SOURCE DOCUMENT —
##########

Crucially, this ‘mass-univariate’ approach assumes that the resultant structure-deficit localization is not distorted by co-incidental damage of other, non-critical loci in each patient: in other words, that damage to each voxel is independent of damage to any other. This cannot be assumed in the human brain. Collaterally damaged but functionally irrelevant voxels might be associated with voxels critical for a deficit through an idiosyncrasy of the pathological process—the distribution of the vascular tree, for example—while having no relation to the function of interest. Such associations would lead to a distortion of the inferred anatomical locus.
Importantly, these ‘parasitic’ voxel-voxel associations can be detected only by examining the multivariate pattern of damage across the entire brain, and across the entire group. Studying large numbers of patients with the standard approach simply exacerbates the problem, because such consistent error will also consistently displace inferred critical brain regions from their true locations. Equally, replicating a study with the same number of patients will replicate the error too: observing the same result across different research groups and epochs offers no reassurance. Instead, the pattern of damage must be captured by a high dimensional multivariate distribution that describes how the presence or absence of damage at every voxel within each brain image is related to damage to all other voxels. The presence of ‘parasitic’ voxel-voxel associations would then manifest as a
hidden bias within the multivariate distribution, a complex correlation between individual patterns of damage apparent only in a high-dimensional space and opaque to inspection with simple univariate tools.

##########

RECORDS SHOWN —

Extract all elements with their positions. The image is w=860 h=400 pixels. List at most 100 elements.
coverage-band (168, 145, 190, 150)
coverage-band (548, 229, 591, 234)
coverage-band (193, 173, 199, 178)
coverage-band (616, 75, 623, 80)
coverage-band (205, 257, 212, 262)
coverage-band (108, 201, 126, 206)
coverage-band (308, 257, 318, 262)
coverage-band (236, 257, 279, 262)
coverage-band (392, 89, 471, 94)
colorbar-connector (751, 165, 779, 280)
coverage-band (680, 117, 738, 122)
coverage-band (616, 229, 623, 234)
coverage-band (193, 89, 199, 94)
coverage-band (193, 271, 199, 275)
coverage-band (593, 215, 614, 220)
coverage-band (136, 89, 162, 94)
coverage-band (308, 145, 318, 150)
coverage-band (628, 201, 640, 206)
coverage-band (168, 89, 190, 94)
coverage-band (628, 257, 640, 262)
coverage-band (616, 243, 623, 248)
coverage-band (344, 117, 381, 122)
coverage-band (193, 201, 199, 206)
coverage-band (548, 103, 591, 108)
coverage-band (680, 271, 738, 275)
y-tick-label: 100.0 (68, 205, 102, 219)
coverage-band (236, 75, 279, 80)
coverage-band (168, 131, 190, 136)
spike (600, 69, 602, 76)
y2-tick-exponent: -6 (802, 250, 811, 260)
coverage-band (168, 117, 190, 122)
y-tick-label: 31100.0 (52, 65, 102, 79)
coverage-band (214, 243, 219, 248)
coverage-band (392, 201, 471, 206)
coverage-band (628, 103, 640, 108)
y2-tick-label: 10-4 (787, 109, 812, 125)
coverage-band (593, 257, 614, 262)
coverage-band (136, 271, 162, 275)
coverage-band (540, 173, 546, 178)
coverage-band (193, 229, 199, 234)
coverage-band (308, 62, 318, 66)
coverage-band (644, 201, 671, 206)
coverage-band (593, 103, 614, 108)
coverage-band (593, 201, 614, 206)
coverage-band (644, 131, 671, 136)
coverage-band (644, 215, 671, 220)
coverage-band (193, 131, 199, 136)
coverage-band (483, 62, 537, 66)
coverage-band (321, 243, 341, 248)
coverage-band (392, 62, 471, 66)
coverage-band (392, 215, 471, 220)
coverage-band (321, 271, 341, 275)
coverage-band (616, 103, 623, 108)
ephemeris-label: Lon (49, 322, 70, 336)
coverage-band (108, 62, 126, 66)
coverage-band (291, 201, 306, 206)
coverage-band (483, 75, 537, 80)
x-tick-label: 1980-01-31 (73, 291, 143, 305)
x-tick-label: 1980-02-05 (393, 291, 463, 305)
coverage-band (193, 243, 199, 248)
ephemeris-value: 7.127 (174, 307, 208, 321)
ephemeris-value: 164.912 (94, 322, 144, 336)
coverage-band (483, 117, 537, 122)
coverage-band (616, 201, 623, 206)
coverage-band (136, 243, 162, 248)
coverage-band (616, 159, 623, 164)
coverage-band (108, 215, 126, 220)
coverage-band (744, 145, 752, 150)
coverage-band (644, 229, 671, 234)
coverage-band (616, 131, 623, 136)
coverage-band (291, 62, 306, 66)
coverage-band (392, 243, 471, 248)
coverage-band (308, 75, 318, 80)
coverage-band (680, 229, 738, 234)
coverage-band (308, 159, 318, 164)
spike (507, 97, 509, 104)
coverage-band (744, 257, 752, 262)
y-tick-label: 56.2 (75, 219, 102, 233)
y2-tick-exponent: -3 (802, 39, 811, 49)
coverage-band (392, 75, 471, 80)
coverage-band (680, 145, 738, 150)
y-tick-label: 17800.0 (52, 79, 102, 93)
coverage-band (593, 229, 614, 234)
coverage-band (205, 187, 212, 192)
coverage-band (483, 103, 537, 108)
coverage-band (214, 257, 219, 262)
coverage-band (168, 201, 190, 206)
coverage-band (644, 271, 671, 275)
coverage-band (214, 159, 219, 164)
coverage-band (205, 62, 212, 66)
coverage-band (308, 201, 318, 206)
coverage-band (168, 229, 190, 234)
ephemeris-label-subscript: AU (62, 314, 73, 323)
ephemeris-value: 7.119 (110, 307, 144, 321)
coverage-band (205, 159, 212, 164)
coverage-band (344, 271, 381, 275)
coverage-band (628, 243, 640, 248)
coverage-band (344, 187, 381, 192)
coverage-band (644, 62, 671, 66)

##########

EXERCISE SET —
1. In the passage on brain lesion mapping, what is given as an example of an idiosyncrasy of the pathological process?
2. Reproduce the part of the passage on brain lesion mapping between "Crucially, this ‘mass-univariate’" and "inferred anatomical locus.", inclusive.

TASK-BY-TASK OUTPUTS —
1. The distribution of the vascular tree.

2.
Crucially, this ‘mass-univariate’ approach assumes that the resultant structure-deficit localization is not distorted by co-incidental damage of other, non-critical loci in each patient: in other words, that damage to each voxel is independent of damage to any other. This cannot be assumed in the human brain. Collaterally damaged but functionally irrelevant voxels might be associated with voxels critical for a deficit through an idiosyncrasy of the pathological process—the distribution of the vascular tree, for example—while having no relation to the function of interest. Such associations would lead to a distortion of the inferred anatomical locus.